● **Written instruction**: Write out each line in which the string "заявителя" is present.

Dataset entries

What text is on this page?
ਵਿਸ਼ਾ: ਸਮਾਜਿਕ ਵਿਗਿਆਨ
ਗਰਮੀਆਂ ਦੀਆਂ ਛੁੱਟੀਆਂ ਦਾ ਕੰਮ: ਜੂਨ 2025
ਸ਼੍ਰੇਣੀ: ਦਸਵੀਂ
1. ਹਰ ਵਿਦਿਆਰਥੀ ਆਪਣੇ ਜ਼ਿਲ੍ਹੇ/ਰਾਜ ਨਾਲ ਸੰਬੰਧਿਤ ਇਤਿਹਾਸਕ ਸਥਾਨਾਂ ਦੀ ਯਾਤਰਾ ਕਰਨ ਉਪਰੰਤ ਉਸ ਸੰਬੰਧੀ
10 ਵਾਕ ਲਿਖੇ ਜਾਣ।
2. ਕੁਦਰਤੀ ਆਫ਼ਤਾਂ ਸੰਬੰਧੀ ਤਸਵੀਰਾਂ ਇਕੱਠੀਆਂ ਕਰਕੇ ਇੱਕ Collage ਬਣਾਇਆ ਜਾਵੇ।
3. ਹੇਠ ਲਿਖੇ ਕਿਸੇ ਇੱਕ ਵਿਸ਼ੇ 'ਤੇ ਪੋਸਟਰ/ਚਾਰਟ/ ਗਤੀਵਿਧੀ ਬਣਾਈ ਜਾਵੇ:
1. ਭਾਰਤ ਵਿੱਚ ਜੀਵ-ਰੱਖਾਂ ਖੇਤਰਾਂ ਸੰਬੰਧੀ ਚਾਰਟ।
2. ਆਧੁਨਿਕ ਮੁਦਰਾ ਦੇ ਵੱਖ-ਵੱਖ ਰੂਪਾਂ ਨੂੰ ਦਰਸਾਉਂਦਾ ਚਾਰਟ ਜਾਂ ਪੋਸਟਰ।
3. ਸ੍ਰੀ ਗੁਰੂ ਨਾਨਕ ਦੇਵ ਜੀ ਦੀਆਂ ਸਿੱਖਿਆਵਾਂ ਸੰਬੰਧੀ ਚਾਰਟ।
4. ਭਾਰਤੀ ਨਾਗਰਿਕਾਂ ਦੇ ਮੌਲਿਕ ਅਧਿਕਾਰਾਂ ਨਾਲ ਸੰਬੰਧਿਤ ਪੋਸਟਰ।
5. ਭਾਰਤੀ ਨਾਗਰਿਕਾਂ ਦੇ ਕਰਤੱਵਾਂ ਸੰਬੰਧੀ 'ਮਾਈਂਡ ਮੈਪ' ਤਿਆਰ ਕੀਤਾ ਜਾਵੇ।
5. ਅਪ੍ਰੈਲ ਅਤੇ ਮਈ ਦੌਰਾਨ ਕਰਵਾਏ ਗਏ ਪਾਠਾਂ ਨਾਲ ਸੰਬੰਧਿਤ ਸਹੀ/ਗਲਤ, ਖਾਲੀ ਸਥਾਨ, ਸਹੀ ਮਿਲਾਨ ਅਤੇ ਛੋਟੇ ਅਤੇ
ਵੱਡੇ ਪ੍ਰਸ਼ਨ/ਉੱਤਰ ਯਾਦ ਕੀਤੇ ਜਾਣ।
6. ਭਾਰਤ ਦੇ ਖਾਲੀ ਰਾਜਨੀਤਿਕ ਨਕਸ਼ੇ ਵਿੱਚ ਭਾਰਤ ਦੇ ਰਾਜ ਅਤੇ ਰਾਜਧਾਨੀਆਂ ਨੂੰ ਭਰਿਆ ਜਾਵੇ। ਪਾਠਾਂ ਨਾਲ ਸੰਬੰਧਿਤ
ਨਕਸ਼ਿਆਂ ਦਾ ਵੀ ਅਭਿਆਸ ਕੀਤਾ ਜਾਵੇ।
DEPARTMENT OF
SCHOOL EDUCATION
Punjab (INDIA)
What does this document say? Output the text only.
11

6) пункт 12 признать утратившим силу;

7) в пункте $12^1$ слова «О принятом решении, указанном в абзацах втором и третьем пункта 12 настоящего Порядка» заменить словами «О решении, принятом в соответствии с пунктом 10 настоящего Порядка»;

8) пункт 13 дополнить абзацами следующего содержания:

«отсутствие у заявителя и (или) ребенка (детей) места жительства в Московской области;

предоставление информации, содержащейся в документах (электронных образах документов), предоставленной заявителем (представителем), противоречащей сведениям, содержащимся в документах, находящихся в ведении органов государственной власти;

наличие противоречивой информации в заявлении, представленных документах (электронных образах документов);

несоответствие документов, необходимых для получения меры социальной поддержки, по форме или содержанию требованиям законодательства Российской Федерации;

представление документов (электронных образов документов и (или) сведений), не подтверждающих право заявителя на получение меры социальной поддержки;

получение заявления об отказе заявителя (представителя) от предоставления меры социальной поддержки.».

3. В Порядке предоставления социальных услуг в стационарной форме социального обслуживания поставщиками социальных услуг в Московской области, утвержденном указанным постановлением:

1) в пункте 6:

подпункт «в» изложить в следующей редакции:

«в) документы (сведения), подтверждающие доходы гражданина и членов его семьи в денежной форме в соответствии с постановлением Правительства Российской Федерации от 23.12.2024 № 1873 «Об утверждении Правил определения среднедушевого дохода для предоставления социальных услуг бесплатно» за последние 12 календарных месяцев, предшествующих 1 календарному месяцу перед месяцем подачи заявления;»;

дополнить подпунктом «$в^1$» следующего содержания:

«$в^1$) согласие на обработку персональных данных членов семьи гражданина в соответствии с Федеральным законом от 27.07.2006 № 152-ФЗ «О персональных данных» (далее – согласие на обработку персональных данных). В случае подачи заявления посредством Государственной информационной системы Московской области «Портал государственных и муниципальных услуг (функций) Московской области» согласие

● **Problem solution**:
«отсутствие у заявителя и (или) ребенка (детей) места жительства в Московской области;
представление документов (электронных образов документов и (или) сведений), не подтверждающих право заявителя на получение меры социальной поддержки;
получение заявления об отказе заявителя (представителя) от предоставления меры социальной поддержки.».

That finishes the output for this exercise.